Stored data entries:

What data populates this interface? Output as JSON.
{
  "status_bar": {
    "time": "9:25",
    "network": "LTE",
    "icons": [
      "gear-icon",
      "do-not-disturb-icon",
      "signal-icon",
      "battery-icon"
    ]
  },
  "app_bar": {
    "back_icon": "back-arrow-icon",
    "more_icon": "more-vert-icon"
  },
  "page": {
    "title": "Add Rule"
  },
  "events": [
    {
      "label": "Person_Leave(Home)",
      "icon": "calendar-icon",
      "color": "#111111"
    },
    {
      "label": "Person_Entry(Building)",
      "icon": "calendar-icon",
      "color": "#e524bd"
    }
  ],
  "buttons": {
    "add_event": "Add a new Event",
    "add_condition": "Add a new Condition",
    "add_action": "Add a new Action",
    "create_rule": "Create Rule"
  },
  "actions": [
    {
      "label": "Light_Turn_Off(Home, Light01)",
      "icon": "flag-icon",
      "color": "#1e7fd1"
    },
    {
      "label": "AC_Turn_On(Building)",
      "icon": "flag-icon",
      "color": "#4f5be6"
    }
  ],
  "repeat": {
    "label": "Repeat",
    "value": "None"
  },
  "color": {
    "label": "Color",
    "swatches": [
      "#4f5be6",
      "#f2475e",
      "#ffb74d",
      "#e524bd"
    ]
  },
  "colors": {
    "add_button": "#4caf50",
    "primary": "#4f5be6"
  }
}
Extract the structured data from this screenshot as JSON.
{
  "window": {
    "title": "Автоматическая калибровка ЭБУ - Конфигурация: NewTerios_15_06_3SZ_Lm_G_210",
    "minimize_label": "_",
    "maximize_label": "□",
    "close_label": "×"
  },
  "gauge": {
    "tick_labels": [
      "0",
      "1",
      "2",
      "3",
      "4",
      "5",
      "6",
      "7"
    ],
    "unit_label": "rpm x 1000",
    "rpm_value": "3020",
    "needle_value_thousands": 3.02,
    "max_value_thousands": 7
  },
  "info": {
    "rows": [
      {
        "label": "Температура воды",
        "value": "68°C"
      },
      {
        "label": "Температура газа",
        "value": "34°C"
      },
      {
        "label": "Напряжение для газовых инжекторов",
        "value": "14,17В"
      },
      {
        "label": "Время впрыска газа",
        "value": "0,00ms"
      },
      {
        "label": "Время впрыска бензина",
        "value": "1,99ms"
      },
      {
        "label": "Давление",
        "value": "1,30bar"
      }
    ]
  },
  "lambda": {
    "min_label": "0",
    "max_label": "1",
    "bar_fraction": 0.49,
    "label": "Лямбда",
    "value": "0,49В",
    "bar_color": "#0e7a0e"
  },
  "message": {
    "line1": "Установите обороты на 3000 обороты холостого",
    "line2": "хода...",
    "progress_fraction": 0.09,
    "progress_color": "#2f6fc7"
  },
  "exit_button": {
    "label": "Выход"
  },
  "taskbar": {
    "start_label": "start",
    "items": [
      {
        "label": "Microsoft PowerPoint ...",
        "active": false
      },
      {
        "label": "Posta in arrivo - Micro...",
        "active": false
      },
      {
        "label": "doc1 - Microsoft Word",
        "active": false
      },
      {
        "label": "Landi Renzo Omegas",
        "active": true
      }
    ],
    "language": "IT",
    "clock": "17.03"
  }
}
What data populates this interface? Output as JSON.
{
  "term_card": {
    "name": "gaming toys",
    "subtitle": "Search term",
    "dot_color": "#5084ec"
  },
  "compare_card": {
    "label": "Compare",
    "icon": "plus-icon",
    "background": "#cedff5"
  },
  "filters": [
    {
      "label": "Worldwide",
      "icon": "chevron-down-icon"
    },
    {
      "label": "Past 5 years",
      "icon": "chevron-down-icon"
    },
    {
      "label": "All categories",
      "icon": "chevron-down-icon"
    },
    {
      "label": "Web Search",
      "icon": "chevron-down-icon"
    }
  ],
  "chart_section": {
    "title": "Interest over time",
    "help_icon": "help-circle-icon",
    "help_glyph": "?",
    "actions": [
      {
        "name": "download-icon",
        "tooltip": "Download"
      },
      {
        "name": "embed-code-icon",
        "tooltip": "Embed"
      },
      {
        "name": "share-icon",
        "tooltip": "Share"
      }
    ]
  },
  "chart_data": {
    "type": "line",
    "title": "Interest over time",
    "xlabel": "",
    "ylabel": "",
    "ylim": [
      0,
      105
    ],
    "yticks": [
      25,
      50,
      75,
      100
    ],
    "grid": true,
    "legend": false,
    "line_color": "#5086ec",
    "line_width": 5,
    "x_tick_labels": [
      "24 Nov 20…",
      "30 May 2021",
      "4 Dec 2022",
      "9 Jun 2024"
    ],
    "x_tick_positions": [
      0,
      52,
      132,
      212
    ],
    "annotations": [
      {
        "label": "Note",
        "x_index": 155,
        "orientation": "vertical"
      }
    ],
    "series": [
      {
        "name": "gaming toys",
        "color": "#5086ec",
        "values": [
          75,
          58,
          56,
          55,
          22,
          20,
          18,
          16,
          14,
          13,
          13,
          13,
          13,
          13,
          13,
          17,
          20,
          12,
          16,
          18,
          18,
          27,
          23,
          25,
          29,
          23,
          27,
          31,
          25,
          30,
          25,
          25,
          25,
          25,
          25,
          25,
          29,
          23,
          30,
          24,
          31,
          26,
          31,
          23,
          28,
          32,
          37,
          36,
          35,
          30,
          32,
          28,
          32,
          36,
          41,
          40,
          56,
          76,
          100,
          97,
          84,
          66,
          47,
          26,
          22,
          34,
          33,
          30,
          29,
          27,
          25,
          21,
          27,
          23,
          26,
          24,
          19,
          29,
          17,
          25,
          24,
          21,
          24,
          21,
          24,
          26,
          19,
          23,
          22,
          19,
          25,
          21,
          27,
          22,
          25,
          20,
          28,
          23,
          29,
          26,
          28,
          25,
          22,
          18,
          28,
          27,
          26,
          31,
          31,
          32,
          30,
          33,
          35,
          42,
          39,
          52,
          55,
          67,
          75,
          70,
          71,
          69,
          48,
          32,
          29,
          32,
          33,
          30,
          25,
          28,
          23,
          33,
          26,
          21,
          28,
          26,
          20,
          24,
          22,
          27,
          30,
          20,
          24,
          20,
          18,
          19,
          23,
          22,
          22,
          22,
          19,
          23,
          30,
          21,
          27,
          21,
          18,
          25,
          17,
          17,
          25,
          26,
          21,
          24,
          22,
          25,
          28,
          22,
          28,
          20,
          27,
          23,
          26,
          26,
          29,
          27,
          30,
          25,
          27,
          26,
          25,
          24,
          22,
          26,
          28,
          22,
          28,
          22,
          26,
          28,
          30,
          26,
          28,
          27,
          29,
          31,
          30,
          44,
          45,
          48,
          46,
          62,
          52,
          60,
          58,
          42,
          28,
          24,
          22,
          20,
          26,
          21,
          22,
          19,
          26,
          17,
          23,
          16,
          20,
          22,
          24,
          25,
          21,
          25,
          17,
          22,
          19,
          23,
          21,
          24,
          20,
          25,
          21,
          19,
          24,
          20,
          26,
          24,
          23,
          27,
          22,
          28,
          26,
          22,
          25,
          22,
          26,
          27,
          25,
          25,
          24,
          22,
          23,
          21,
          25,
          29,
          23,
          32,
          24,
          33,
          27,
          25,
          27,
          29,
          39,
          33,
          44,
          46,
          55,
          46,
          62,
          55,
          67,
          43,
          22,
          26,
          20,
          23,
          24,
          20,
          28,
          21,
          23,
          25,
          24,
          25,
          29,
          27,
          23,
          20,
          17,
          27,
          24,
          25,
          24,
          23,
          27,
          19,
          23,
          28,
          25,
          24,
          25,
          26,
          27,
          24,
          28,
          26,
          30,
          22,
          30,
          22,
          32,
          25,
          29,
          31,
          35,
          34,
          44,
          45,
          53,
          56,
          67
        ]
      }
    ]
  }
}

To be done: Give back the data above exactly as it appears.

The reply:
What data populates this interface? Output as JSON.
{
  "status_bar": {
    "time": "9:25",
    "network": "LTE",
    "icons": [
      "gear-icon",
      "do-not-disturb-icon",
      "signal-icon",
      "battery-icon"
    ]
  },
  "app_bar": {
    "back_icon": "back-arrow-icon",
    "more_icon": "more-vert-icon"
  },
  "page": {
    "title": "Add Rule"
  },
  "events": [
    {
      "label": "Person_Leave(Home)",
      "icon": "calendar-icon",
      "color": "#111111"
    },
    {
      "label": "Person_Entry(Building)",
      "icon": "calendar-icon",
      "color": "#e524bd"
    }
  ],
  "buttons": {
    "add_event": "Add a new Event",
    "add_condition": "Add a new Condition",
    "add_action": "Add a new Action",
    "create_rule": "Create Rule"
  },
  "actions": [
    {
      "label": "Light_Turn_Off(Home, Light01)",
      "icon": "flag-icon",
      "color": "#1e7fd1"
    },
    {
      "label": "AC_Turn_On(Building)",
      "icon": "flag-icon",
      "color": "#4f5be6"
    }
  ],
  "repeat": {
    "label": "Repeat",
    "value": "None"
  },
  "color": {
    "label": "Color",
    "swatches": [
      "#4f5be6",
      "#f2475e",
      "#ffb74d",
      "#e524bd"
    ]
  },
  "colors": {
    "add_button": "#4caf50",
    "primary": "#4f5be6"
  }
}
Extract the structured data from this screenshot as JSON.
{
  "window": {
    "title": "Автоматическая калибровка ЭБУ - Конфигурация: NewTerios_15_06_3SZ_Lm_G_210",
    "minimize_label": "_",
    "maximize_label": "□",
    "close_label": "×"
  },
  "gauge": {
    "tick_labels": [
      "0",
      "1",
      "2",
      "3",
      "4",
      "5",
      "6",
      "7"
    ],
    "unit_label": "rpm x 1000",
    "rpm_value": "3020",
    "needle_value_thousands": 3.02,
    "max_value_thousands": 7
  },
  "info": {
    "rows": [
      {
        "label": "Температура воды",
        "value": "68°C"
      },
      {
        "label": "Температура газа",
        "value": "34°C"
      },
      {
        "label": "Напряжение для газовых инжекторов",
        "value": "14,17В"
      },
      {
        "label": "Время впрыска газа",
        "value": "0,00ms"
      },
      {
        "label": "Время впрыска бензина",
        "value": "1,99ms"
      },
      {
        "label": "Давление",
        "value": "1,30bar"
      }
    ]
  },
  "lambda": {
    "min_label": "0",
    "max_label": "1",
    "bar_fraction": 0.49,
    "label": "Лямбда",
    "value": "0,49В",
    "bar_color": "#0e7a0e"
  },
  "message": {
    "line1": "Установите обороты на 3000 обороты холостого",
    "line2": "хода...",
    "progress_fraction": 0.09,
    "progress_color": "#2f6fc7"
  },
  "exit_button": {
    "label": "Выход"
  },
  "taskbar": {
    "start_label": "start",
    "items": [
      {
        "label": "Microsoft PowerPoint ...",
        "active": false
      },
      {
        "label": "Posta in arrivo - Micro...",
        "active": false
      },
      {
        "label": "doc1 - Microsoft Word",
        "active": false
      },
      {
        "label": "Landi Renzo Omegas",
        "active": true
      }
    ],
    "language": "IT",
    "clock": "17.03"
  }
}
What data populates this interface? Output as JSON.
{
  "term_card": {
    "name": "gaming toys",
    "subtitle": "Search term",
    "dot_color": "#5084ec"
  },
  "compare_card": {
    "label": "Compare",
    "icon": "plus-icon",
    "background": "#cedff5"
  },
  "filters": [
    {
      "label": "Worldwide",
      "icon": "chevron-down-icon"
    },
    {
      "label": "Past 5 years",
      "icon": "chevron-down-icon"
    },
    {
      "label": "All categories",
      "icon": "chevron-down-icon"
    },
    {
      "label": "Web Search",
      "icon": "chevron-down-icon"
    }
  ],
  "chart_section": {
    "title": "Interest over time",
    "help_icon": "help-circle-icon",
    "help_glyph": "?",
    "actions": [
      {
        "name": "download-icon",
        "tooltip": "Download"
      },
      {
        "name": "embed-code-icon",
        "tooltip": "Embed"
      },
      {
        "name": "share-icon",
        "tooltip": "Share"
      }
    ]
  },
  "chart_data": {
    "type": "line",
    "title": "Interest over time",
    "xlabel": "",
    "ylabel": "",
    "ylim": [
      0,
      105
    ],
    "yticks": [
      25,
      50,
      75,
      100
    ],
    "grid": true,
    "legend": false,
    "line_color": "#5086ec",
    "line_width": 5,
    "x_tick_labels": [
      "24 Nov 20…",
      "30 May 2021",
      "4 Dec 2022",
      "9 Jun 2024"
    ],
    "x_tick_positions": [
      0,
      52,
      132,
      212
    ],
    "annotations": [
      {
        "label": "Note",
        "x_index": 155,
        "orientation": "vertical"
      }
    ],
    "series": [
      {
        "name": "gaming toys",
        "color": "#5086ec",
        "values": [
          75,
          58,
          56,
          55,
          22,
          20,
          18,
          16,
          14,
          13,
          13,
          13,
          13,
          13,
          13,
          17,
          20,
          12,
          16,
          18,
          18,
          27,
          23,
          25,
          29,
          23,
          27,
          31,
          25,
          30,
          25,
          25,
          25,
          25,
          25,
          25,
          29,
          23,
          30,
          24,
          31,
          26,
          31,
          23,
          28,
          32,
          37,
          36,
          35,
          30,
          32,
          28,
          32,
          36,
          41,
          40,
          56,
          76,
          100,
          97,
          84,
          66,
          47,
          26,
          22,
          34,
          33,
          30,
          29,
          27,
          25,
          21,
          27,
          23,
          26,
          24,
          19,
          29,
          17,
          25,
          24,
          21,
          24,
          21,
          24,
          26,
          19,
          23,
          22,
          19,
          25,
          21,
          27,
          22,
          25,
          20,
          28,
          23,
          29,
          26,
          28,
          25,
          22,
          18,
          28,
          27,
          26,
          31,
          31,
          32,
          30,
          33,
          35,
          42,
          39,
          52,
          55,
          67,
          75,
          70,
          71,
          69,
          48,
          32,
          29,
          32,
          33,
          30,
          25,
          28,
          23,
          33,
          26,
          21,
          28,
          26,
          20,
          24,
          22,
          27,
          30,
          20,
          24,
          20,
          18,
          19,
          23,
          22,
          22,
          22,
          19,
          23,
          30,
          21,
          27,
          21,
          18,
          25,
          17,
          17,
          25,
          26,
          21,
          24,
          22,
          25,
          28,
          22,
          28,
          20,
          27,
          23,
          26,
          26,
          29,
          27,
          30,
          25,
          27,
          26,
          25,
          24,
          22,
          26,
          28,
          22,
          28,
          22,
          26,
          28,
          30,
          26,
          28,
          27,
          29,
          31,
          30,
          44,
          45,
          48,
          46,
          62,
          52,
          60,
          58,
          42,
          28,
          24,
          22,
          20,
          26,
          21,
          22,
          19,
          26,
          17,
          23,
          16,
          20,
          22,
          24,
          25,
          21,
          25,
          17,
          22,
          19,
          23,
          21,
          24,
          20,
          25,
          21,
          19,
          24,
          20,
          26,
          24,
          23,
          27,
          22,
          28,
          26,
          22,
          25,
          22,
          26,
          27,
          25,
          25,
          24,
          22,
          23,
          21,
          25,
          29,
          23,
          32,
          24,
          33,
          27,
          25,
          27,
          29,
          39,
          33,
          44,
          46,
          55,
          46,
          62,
          55,
          67,
          43,
          22,
          26,
          20,
          23,
          24,
          20,
          28,
          21,
          23,
          25,
          24,
          25,
          29,
          27,
          23,
          20,
          17,
          27,
          24,
          25,
          24,
          23,
          27,
          19,
          23,
          28,
          25,
          24,
          25,
          26,
          27,
          24,
          28,
          26,
          30,
          22,
          30,
          22,
          32,
          25,
          29,
          31,
          35,
          34,
          44,
          45,
          53,
          56,
          67
        ]
      }
    ]
  }
}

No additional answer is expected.